Among the entries that follow, tally the lines with the string "does". Give no more than the number.
---------- Dataset
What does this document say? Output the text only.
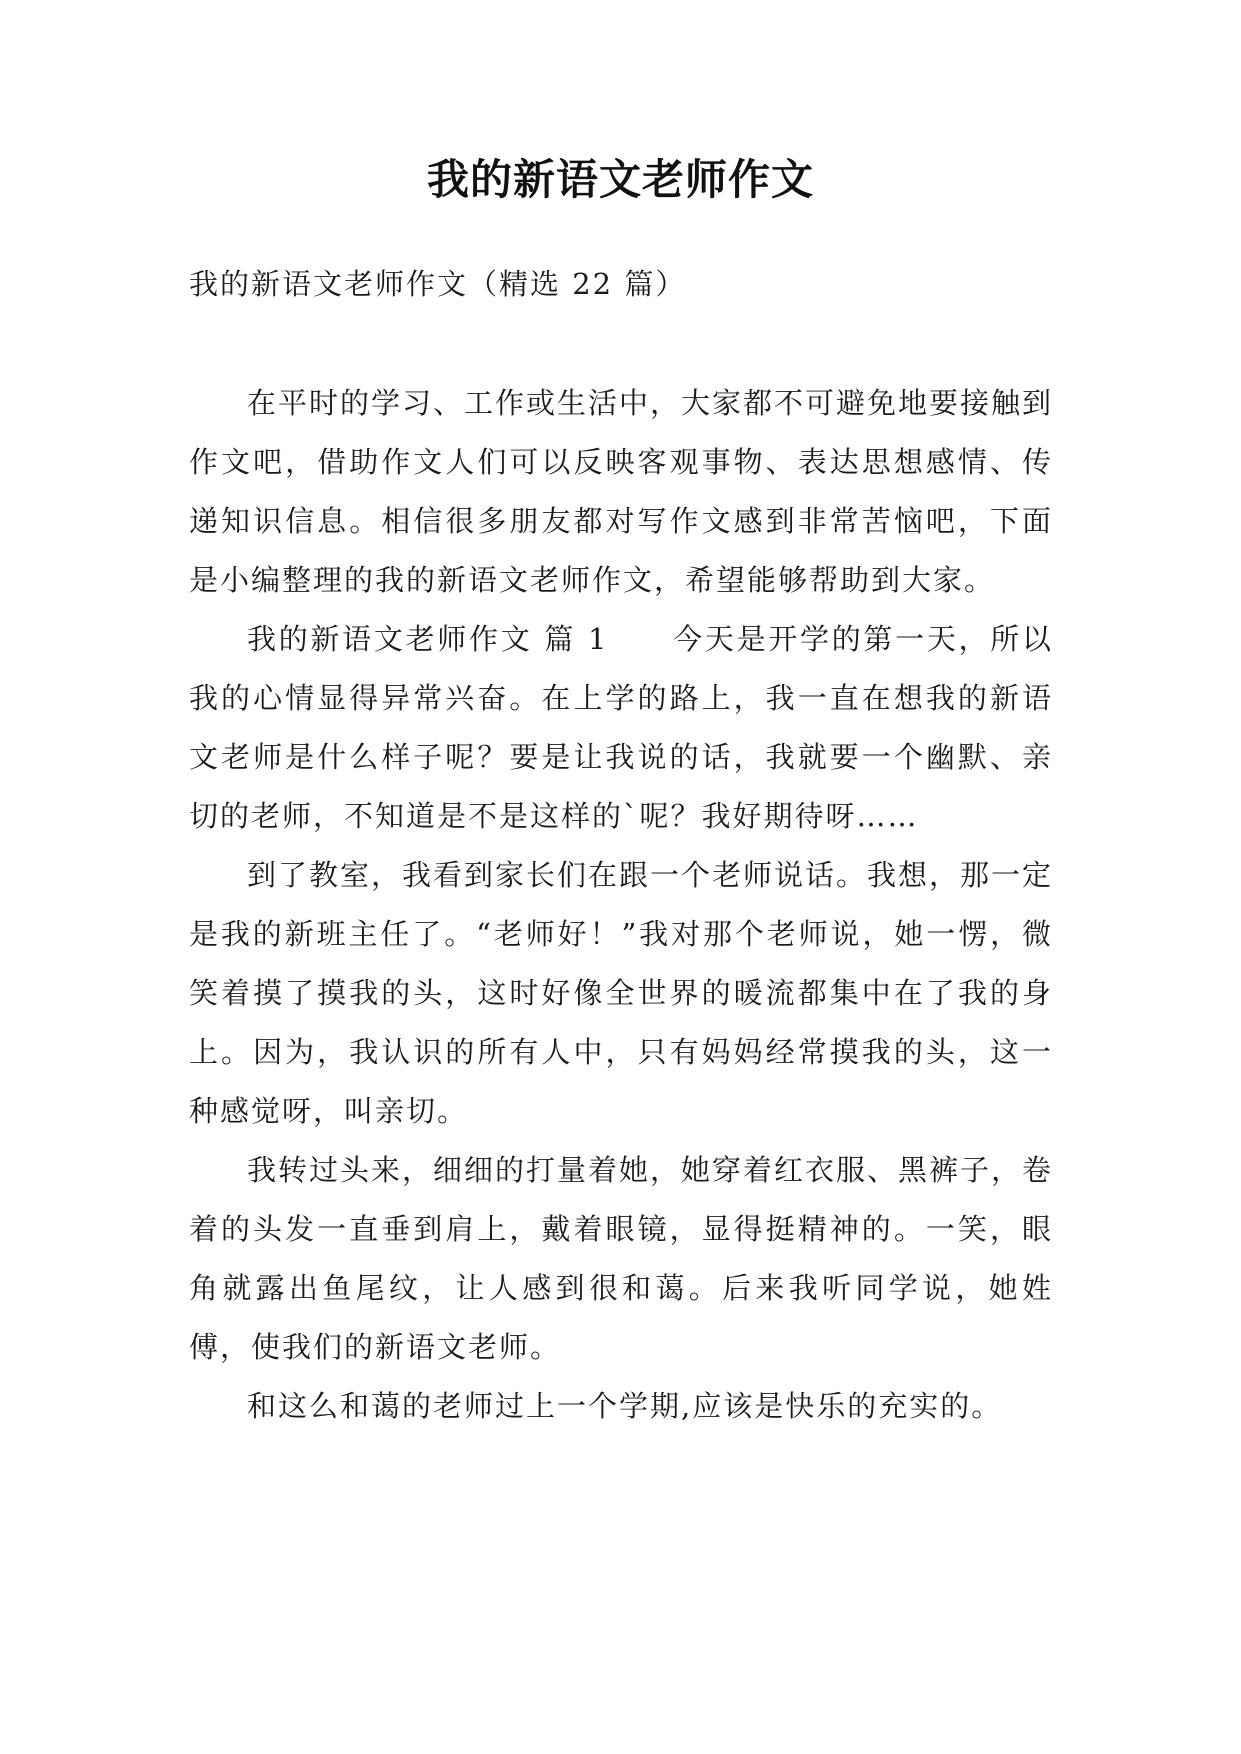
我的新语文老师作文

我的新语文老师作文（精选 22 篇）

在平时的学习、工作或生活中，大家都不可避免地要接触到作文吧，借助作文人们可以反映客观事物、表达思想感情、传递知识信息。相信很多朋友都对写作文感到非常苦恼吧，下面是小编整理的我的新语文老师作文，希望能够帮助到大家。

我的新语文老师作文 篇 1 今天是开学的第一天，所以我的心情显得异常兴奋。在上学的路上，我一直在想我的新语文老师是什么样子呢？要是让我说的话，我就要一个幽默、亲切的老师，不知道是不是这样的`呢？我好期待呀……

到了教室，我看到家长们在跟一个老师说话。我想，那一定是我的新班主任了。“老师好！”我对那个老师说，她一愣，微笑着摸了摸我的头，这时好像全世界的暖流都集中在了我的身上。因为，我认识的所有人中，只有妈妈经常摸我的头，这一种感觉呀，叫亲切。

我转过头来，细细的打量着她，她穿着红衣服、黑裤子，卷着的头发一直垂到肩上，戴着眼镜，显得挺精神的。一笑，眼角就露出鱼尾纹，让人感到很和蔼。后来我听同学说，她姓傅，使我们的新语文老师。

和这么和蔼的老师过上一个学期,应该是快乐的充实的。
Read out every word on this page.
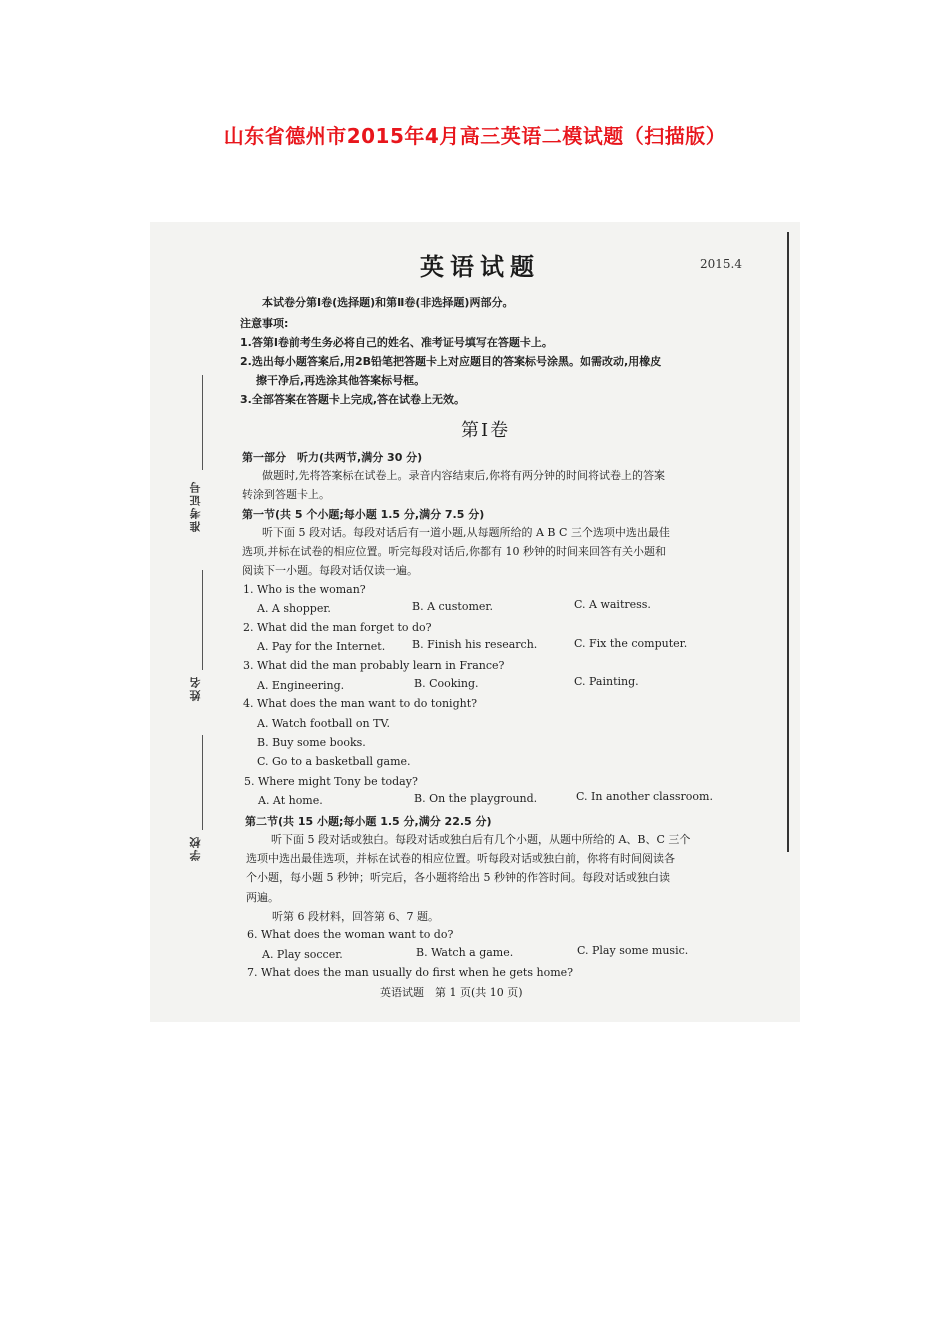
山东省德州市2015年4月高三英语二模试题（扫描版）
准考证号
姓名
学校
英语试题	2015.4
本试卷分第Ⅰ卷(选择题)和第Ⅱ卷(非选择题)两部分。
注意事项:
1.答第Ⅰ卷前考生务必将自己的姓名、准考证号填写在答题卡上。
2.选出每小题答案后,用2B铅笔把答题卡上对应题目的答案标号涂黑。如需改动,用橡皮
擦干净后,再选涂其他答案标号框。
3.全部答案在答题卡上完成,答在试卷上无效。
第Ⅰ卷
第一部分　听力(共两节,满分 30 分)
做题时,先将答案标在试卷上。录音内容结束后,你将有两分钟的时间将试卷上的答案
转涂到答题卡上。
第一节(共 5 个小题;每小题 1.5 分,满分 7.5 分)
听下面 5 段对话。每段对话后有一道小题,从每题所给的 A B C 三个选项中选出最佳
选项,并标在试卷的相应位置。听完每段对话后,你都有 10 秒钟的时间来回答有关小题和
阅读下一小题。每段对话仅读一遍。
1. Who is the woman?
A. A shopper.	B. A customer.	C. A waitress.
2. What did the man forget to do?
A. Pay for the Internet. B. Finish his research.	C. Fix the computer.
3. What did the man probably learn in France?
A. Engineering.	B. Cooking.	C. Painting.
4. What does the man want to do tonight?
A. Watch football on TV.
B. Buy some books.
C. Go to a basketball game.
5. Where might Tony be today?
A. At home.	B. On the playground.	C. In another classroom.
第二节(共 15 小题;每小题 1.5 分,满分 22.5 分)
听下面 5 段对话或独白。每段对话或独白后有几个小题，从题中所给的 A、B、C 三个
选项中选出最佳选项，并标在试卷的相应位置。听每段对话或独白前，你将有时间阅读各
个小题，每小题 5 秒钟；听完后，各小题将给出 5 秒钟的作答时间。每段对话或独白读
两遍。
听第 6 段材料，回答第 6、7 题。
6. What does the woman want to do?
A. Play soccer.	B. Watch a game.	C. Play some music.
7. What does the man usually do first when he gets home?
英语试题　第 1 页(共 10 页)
--------------------
---------- Dataset
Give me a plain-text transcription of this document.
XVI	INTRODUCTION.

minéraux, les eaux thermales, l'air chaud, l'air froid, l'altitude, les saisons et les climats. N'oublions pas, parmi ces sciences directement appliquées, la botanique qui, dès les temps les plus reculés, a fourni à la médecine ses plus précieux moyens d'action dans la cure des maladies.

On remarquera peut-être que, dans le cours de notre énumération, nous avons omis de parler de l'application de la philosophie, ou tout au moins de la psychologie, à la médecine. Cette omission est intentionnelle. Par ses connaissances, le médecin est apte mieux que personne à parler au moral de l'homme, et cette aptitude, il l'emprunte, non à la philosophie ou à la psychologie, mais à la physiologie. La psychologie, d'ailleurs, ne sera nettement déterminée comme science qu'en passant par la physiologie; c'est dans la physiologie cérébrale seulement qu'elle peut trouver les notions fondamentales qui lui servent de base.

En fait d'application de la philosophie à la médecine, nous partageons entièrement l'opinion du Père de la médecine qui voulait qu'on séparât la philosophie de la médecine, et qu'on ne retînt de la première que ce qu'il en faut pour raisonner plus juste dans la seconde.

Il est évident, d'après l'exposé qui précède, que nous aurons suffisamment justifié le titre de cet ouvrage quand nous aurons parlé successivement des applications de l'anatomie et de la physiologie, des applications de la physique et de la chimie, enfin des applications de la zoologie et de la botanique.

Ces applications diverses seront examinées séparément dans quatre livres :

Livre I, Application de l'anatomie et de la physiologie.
--------------------
Solution to this task
4